> CHALLENGE:
Provide the number of lines containing the word "canvas", and nothing else.

> GIVEN DATA:
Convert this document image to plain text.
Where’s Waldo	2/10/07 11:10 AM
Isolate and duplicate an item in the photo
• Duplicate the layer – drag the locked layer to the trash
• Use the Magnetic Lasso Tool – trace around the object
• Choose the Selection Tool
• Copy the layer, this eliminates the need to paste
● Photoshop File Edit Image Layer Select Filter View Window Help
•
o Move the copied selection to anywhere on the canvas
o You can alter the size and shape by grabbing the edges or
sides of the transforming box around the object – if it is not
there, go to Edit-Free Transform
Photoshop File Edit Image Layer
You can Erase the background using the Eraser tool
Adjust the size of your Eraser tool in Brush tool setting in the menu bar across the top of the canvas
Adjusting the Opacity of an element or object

> FINISHED EXERCISE:
2